- [Work to be completed]:
Each entry below is to be written out exactly, and the pictures are to be left out.

- [Material shown]:
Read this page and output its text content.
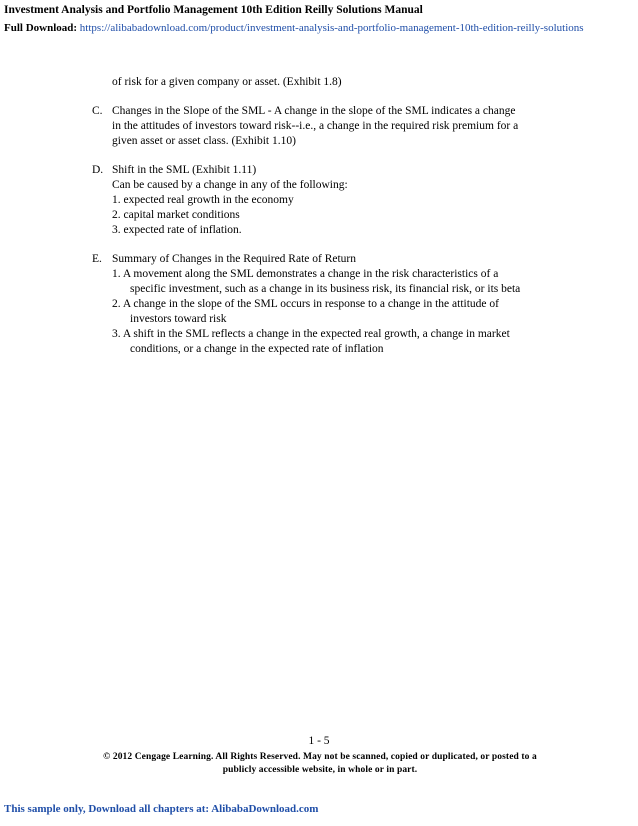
Investment Analysis and Portfolio Management 10th Edition Reilly Solutions Manual
Full Download: https://alibabadownload.com/product/investment-analysis-and-portfolio-management-10th-edition-reilly-solutions
of risk for a given company or asset. (Exhibit 1.8)
C. Changes in the Slope of the SML - A change in the slope of the SML indicates a change
in the attitudes of investors toward risk--i.e., a change in the required risk premium for a
given asset or asset class. (Exhibit 1.10)
D. Shift in the SML (Exhibit 1.11)
Can be caused by a change in any of the following:
1. expected real growth in the economy
2. capital market conditions
3. expected rate of inflation.
E. Summary of Changes in the Required Rate of Return
1. A movement along the SML demonstrates a change in the risk characteristics of a
specific investment, such as a change in its business risk, its financial risk, or its beta
2. A change in the slope of the SML occurs in response to a change in the attitude of
investors toward risk
3. A shift in the SML reflects a change in the expected real growth, a change in market
conditions, or a change in the expected rate of inflation
1 - 5
© 2012 Cengage Learning. All Rights Reserved. May not be scanned, copied or duplicated, or posted to a
publicly accessible website, in whole or in part.
This sample only, Download all chapters at: AlibabaDownload.com
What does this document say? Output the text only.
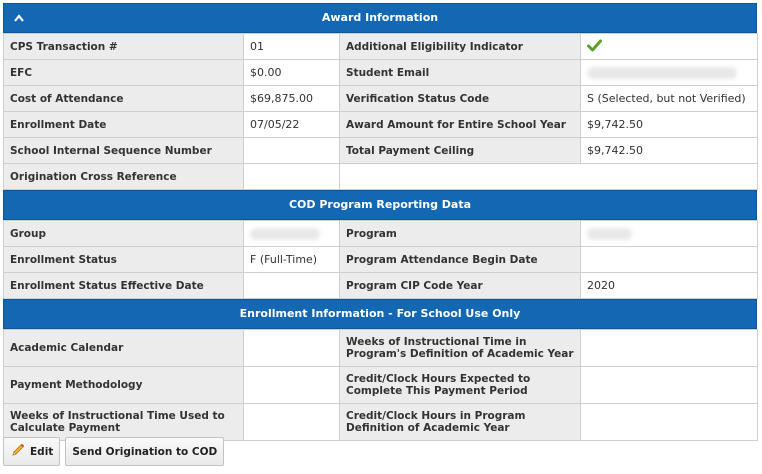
Award Information
CPS Transaction #	01	Additional Eligibility Indicator	
EFC	$0.00	Student Email	
Cost of Attendance	$69,875.00	Verification Status Code	S (Selected, but not Verified)
Enrollment Date	07/05/22	Award Amount for Entire School Year	$9,742.50
School Internal Sequence Number		Total Payment Ceiling	$9,742.50
Origination Cross Reference			
COD Program Reporting Data
Group		Program	
Enrollment Status	F (Full-Time)	Program Attendance Begin Date	
Enrollment Status Effective Date		Program CIP Code Year	2020
Enrollment Information - For School Use Only
Academic Calendar		Weeks of Instructional Time in Program's Definition of Academic Year	
Payment Methodology		Credit/Clock Hours Expected to Complete This Payment Period	
Weeks of Instructional Time Used to Calculate Payment		Credit/Clock Hours in Program Definition of Academic Year	
Edit Send Origination to COD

- [Task response]:
Read this page and output its text content.
Investment Analysis and Portfolio Management 10th Edition Reilly Solutions Manual
Full Download: https://alibabadownload.com/product/investment-analysis-and-portfolio-management-10th-edition-reilly-solutions
of risk for a given company or asset. (Exhibit 1.8)
C. Changes in the Slope of the SML - A change in the slope of the SML indicates a change
in the attitudes of investors toward risk--i.e., a change in the required risk premium for a
given asset or asset class. (Exhibit 1.10)
D. Shift in the SML (Exhibit 1.11)
Can be caused by a change in any of the following:
1. expected real growth in the economy
2. capital market conditions
3. expected rate of inflation.
E. Summary of Changes in the Required Rate of Return
1. A movement along the SML demonstrates a change in the risk characteristics of a
specific investment, such as a change in its business risk, its financial risk, or its beta
2. A change in the slope of the SML occurs in response to a change in the attitude of
investors toward risk
3. A shift in the SML reflects a change in the expected real growth, a change in market
conditions, or a change in the expected rate of inflation
1 - 5
© 2012 Cengage Learning. All Rights Reserved. May not be scanned, copied or duplicated, or posted to a
publicly accessible website, in whole or in part.
This sample only, Download all chapters at: AlibabaDownload.com
What does this document say? Output the text only.
Award Information
CPS Transaction #	01	Additional Eligibility Indicator	
EFC	$0.00	Student Email	
Cost of Attendance	$69,875.00	Verification Status Code	S (Selected, but not Verified)
Enrollment Date	07/05/22	Award Amount for Entire School Year	$9,742.50
School Internal Sequence Number		Total Payment Ceiling	$9,742.50
Origination Cross Reference			
COD Program Reporting Data
Group		Program	
Enrollment Status	F (Full-Time)	Program Attendance Begin Date	
Enrollment Status Effective Date		Program CIP Code Year	2020
Enrollment Information - For School Use Only
Academic Calendar		Weeks of Instructional Time in Program's Definition of Academic Year	
Payment Methodology		Credit/Clock Hours Expected to Complete This Payment Period	
Weeks of Instructional Time Used to Calculate Payment		Credit/Clock Hours in Program Definition of Academic Year	
Edit Send Origination to COD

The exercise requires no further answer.